Because the pictures are not wanted, reproduce the rest of the records below exactly as they stand.

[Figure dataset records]
_ _ _ _ _ _ _

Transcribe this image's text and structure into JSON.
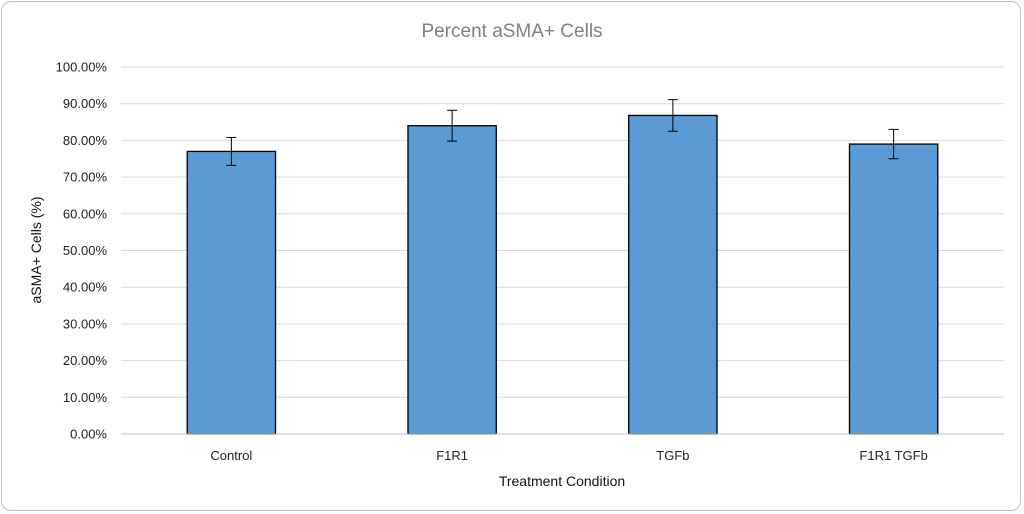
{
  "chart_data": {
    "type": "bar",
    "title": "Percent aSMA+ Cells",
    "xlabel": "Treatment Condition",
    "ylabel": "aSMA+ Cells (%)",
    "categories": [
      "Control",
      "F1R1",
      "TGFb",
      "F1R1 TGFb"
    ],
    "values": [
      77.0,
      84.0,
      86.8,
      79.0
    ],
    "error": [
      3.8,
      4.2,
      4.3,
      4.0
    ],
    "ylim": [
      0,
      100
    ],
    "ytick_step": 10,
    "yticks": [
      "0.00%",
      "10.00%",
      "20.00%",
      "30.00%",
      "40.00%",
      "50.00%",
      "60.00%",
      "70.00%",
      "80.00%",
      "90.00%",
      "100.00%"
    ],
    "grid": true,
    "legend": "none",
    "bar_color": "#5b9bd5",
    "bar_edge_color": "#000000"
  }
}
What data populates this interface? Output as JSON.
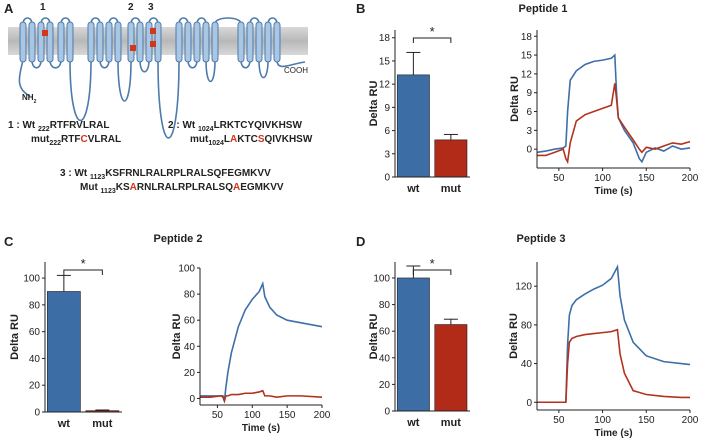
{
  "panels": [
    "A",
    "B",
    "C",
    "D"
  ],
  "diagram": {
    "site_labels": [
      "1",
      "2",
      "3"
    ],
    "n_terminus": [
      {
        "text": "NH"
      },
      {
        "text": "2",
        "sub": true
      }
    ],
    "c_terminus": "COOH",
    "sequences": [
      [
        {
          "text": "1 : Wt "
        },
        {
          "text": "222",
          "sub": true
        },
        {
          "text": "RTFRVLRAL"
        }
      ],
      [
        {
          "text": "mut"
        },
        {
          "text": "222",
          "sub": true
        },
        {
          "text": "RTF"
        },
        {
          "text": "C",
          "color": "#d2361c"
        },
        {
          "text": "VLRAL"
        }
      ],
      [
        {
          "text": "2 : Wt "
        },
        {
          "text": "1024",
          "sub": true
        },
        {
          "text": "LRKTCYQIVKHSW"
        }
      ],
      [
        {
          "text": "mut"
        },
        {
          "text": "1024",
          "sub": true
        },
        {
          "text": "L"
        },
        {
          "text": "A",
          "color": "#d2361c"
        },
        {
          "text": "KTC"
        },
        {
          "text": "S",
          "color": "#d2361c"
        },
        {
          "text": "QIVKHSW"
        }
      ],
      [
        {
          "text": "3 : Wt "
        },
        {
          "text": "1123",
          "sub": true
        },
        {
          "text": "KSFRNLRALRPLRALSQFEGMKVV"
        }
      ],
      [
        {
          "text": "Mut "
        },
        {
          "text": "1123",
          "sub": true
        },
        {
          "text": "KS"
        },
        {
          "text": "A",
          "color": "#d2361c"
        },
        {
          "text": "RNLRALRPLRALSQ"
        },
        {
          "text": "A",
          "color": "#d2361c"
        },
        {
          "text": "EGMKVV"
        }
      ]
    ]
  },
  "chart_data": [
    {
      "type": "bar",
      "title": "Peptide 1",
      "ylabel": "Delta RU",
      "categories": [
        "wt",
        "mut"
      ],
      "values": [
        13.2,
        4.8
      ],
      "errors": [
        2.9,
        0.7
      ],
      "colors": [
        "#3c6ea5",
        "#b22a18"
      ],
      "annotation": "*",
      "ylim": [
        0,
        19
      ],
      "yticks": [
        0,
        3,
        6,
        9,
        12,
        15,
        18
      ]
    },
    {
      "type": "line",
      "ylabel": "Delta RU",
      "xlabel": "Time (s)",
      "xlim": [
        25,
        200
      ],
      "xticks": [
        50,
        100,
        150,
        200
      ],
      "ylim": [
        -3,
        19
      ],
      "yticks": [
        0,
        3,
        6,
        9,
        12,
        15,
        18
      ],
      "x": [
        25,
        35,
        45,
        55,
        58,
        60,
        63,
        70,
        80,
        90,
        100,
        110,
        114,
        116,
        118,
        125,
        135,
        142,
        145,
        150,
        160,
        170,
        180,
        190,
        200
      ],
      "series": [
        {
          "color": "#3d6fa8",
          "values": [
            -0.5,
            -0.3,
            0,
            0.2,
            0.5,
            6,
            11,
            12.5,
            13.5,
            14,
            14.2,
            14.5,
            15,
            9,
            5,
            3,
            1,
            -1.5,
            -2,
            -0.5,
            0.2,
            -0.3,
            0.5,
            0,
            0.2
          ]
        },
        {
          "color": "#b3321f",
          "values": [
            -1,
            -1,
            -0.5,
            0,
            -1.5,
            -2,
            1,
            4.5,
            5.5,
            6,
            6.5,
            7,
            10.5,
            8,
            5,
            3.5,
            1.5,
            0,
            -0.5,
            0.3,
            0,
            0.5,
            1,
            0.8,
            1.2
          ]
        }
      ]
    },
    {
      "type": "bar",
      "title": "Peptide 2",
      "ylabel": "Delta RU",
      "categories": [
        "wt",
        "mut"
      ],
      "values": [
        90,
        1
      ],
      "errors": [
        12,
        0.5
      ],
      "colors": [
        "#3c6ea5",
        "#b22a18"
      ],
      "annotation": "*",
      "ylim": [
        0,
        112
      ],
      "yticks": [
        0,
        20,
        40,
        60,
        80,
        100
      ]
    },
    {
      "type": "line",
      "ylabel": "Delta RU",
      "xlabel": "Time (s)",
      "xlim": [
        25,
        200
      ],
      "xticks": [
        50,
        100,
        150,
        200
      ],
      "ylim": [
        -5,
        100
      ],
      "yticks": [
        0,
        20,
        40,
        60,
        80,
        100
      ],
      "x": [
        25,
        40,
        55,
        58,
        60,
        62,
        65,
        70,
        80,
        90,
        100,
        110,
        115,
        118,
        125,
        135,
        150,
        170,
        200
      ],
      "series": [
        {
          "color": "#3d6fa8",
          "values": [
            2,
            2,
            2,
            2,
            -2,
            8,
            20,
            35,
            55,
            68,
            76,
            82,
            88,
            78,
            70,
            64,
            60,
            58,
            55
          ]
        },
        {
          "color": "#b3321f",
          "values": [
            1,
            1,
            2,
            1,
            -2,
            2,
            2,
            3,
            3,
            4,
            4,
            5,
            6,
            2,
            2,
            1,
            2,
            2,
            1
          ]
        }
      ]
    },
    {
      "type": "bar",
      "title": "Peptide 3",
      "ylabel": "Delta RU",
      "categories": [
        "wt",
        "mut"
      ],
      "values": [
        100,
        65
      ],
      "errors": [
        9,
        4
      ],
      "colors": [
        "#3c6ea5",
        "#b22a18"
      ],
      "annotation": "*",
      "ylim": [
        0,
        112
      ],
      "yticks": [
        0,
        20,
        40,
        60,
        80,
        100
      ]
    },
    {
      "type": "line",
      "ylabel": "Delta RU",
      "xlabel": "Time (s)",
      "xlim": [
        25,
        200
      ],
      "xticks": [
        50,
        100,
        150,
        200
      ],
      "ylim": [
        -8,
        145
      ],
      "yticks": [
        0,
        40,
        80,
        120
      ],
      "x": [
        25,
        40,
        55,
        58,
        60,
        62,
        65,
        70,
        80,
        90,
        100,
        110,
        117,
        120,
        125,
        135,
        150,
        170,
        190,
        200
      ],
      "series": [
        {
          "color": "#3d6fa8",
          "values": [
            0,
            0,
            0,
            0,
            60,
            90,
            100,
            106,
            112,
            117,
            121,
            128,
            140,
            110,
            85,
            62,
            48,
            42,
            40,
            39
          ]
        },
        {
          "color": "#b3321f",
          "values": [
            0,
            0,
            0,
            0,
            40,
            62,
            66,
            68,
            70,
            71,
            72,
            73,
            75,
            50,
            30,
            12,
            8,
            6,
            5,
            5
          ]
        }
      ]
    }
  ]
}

_ _ _ _ _ _ _

Reply to the exercise:
Transcribe this image's text and structure into JSON.
{
  "chart_data": {
    "type": "bar",
    "title": "Percent aSMA+ Cells",
    "xlabel": "Treatment Condition",
    "ylabel": "aSMA+ Cells (%)",
    "categories": [
      "Control",
      "F1R1",
      "TGFb",
      "F1R1 TGFb"
    ],
    "values": [
      77.0,
      84.0,
      86.8,
      79.0
    ],
    "error": [
      3.8,
      4.2,
      4.3,
      4.0
    ],
    "ylim": [
      0,
      100
    ],
    "ytick_step": 10,
    "yticks": [
      "0.00%",
      "10.00%",
      "20.00%",
      "30.00%",
      "40.00%",
      "50.00%",
      "60.00%",
      "70.00%",
      "80.00%",
      "90.00%",
      "100.00%"
    ],
    "grid": true,
    "legend": "none",
    "bar_color": "#5b9bd5",
    "bar_edge_color": "#000000"
  }
}
What data populates this interface? Output as JSON.
{
  "panels": [
    "A",
    "B",
    "C",
    "D"
  ],
  "diagram": {
    "site_labels": [
      "1",
      "2",
      "3"
    ],
    "n_terminus": [
      {
        "text": "NH"
      },
      {
        "text": "2",
        "sub": true
      }
    ],
    "c_terminus": "COOH",
    "sequences": [
      [
        {
          "text": "1 : Wt "
        },
        {
          "text": "222",
          "sub": true
        },
        {
          "text": "RTFRVLRAL"
        }
      ],
      [
        {
          "text": "mut"
        },
        {
          "text": "222",
          "sub": true
        },
        {
          "text": "RTF"
        },
        {
          "text": "C",
          "color": "#d2361c"
        },
        {
          "text": "VLRAL"
        }
      ],
      [
        {
          "text": "2 : Wt "
        },
        {
          "text": "1024",
          "sub": true
        },
        {
          "text": "LRKTCYQIVKHSW"
        }
      ],
      [
        {
          "text": "mut"
        },
        {
          "text": "1024",
          "sub": true
        },
        {
          "text": "L"
        },
        {
          "text": "A",
          "color": "#d2361c"
        },
        {
          "text": "KTC"
        },
        {
          "text": "S",
          "color": "#d2361c"
        },
        {
          "text": "QIVKHSW"
        }
      ],
      [
        {
          "text": "3 : Wt "
        },
        {
          "text": "1123",
          "sub": true
        },
        {
          "text": "KSFRNLRALRPLRALSQFEGMKVV"
        }
      ],
      [
        {
          "text": "Mut "
        },
        {
          "text": "1123",
          "sub": true
        },
        {
          "text": "KS"
        },
        {
          "text": "A",
          "color": "#d2361c"
        },
        {
          "text": "RNLRALRPLRALSQ"
        },
        {
          "text": "A",
          "color": "#d2361c"
        },
        {
          "text": "EGMKVV"
        }
      ]
    ]
  },
  "chart_data": [
    {
      "type": "bar",
      "title": "Peptide 1",
      "ylabel": "Delta RU",
      "categories": [
        "wt",
        "mut"
      ],
      "values": [
        13.2,
        4.8
      ],
      "errors": [
        2.9,
        0.7
      ],
      "colors": [
        "#3c6ea5",
        "#b22a18"
      ],
      "annotation": "*",
      "ylim": [
        0,
        19
      ],
      "yticks": [
        0,
        3,
        6,
        9,
        12,
        15,
        18
      ]
    },
    {
      "type": "line",
      "ylabel": "Delta RU",
      "xlabel": "Time (s)",
      "xlim": [
        25,
        200
      ],
      "xticks": [
        50,
        100,
        150,
        200
      ],
      "ylim": [
        -3,
        19
      ],
      "yticks": [
        0,
        3,
        6,
        9,
        12,
        15,
        18
      ],
      "x": [
        25,
        35,
        45,
        55,
        58,
        60,
        63,
        70,
        80,
        90,
        100,
        110,
        114,
        116,
        118,
        125,
        135,
        142,
        145,
        150,
        160,
        170,
        180,
        190,
        200
      ],
      "series": [
        {
          "color": "#3d6fa8",
          "values": [
            -0.5,
            -0.3,
            0,
            0.2,
            0.5,
            6,
            11,
            12.5,
            13.5,
            14,
            14.2,
            14.5,
            15,
            9,
            5,
            3,
            1,
            -1.5,
            -2,
            -0.5,
            0.2,
            -0.3,
            0.5,
            0,
            0.2
          ]
        },
        {
          "color": "#b3321f",
          "values": [
            -1,
            -1,
            -0.5,
            0,
            -1.5,
            -2,
            1,
            4.5,
            5.5,
            6,
            6.5,
            7,
            10.5,
            8,
            5,
            3.5,
            1.5,
            0,
            -0.5,
            0.3,
            0,
            0.5,
            1,
            0.8,
            1.2
          ]
        }
      ]
    },
    {
      "type": "bar",
      "title": "Peptide 2",
      "ylabel": "Delta RU",
      "categories": [
        "wt",
        "mut"
      ],
      "values": [
        90,
        1
      ],
      "errors": [
        12,
        0.5
      ],
      "colors": [
        "#3c6ea5",
        "#b22a18"
      ],
      "annotation": "*",
      "ylim": [
        0,
        112
      ],
      "yticks": [
        0,
        20,
        40,
        60,
        80,
        100
      ]
    },
    {
      "type": "line",
      "ylabel": "Delta RU",
      "xlabel": "Time (s)",
      "xlim": [
        25,
        200
      ],
      "xticks": [
        50,
        100,
        150,
        200
      ],
      "ylim": [
        -5,
        100
      ],
      "yticks": [
        0,
        20,
        40,
        60,
        80,
        100
      ],
      "x": [
        25,
        40,
        55,
        58,
        60,
        62,
        65,
        70,
        80,
        90,
        100,
        110,
        115,
        118,
        125,
        135,
        150,
        170,
        200
      ],
      "series": [
        {
          "color": "#3d6fa8",
          "values": [
            2,
            2,
            2,
            2,
            -2,
            8,
            20,
            35,
            55,
            68,
            76,
            82,
            88,
            78,
            70,
            64,
            60,
            58,
            55
          ]
        },
        {
          "color": "#b3321f",
          "values": [
            1,
            1,
            2,
            1,
            -2,
            2,
            2,
            3,
            3,
            4,
            4,
            5,
            6,
            2,
            2,
            1,
            2,
            2,
            1
          ]
        }
      ]
    },
    {
      "type": "bar",
      "title": "Peptide 3",
      "ylabel": "Delta RU",
      "categories": [
        "wt",
        "mut"
      ],
      "values": [
        100,
        65
      ],
      "errors": [
        9,
        4
      ],
      "colors": [
        "#3c6ea5",
        "#b22a18"
      ],
      "annotation": "*",
      "ylim": [
        0,
        112
      ],
      "yticks": [
        0,
        20,
        40,
        60,
        80,
        100
      ]
    },
    {
      "type": "line",
      "ylabel": "Delta RU",
      "xlabel": "Time (s)",
      "xlim": [
        25,
        200
      ],
      "xticks": [
        50,
        100,
        150,
        200
      ],
      "ylim": [
        -8,
        145
      ],
      "yticks": [
        0,
        40,
        80,
        120
      ],
      "x": [
        25,
        40,
        55,
        58,
        60,
        62,
        65,
        70,
        80,
        90,
        100,
        110,
        117,
        120,
        125,
        135,
        150,
        170,
        190,
        200
      ],
      "series": [
        {
          "color": "#3d6fa8",
          "values": [
            0,
            0,
            0,
            0,
            60,
            90,
            100,
            106,
            112,
            117,
            121,
            128,
            140,
            110,
            85,
            62,
            48,
            42,
            40,
            39
          ]
        },
        {
          "color": "#b3321f",
          "values": [
            0,
            0,
            0,
            0,
            40,
            62,
            66,
            68,
            70,
            71,
            72,
            73,
            75,
            50,
            30,
            12,
            8,
            6,
            5,
            5
          ]
        }
      ]
    }
  ]
}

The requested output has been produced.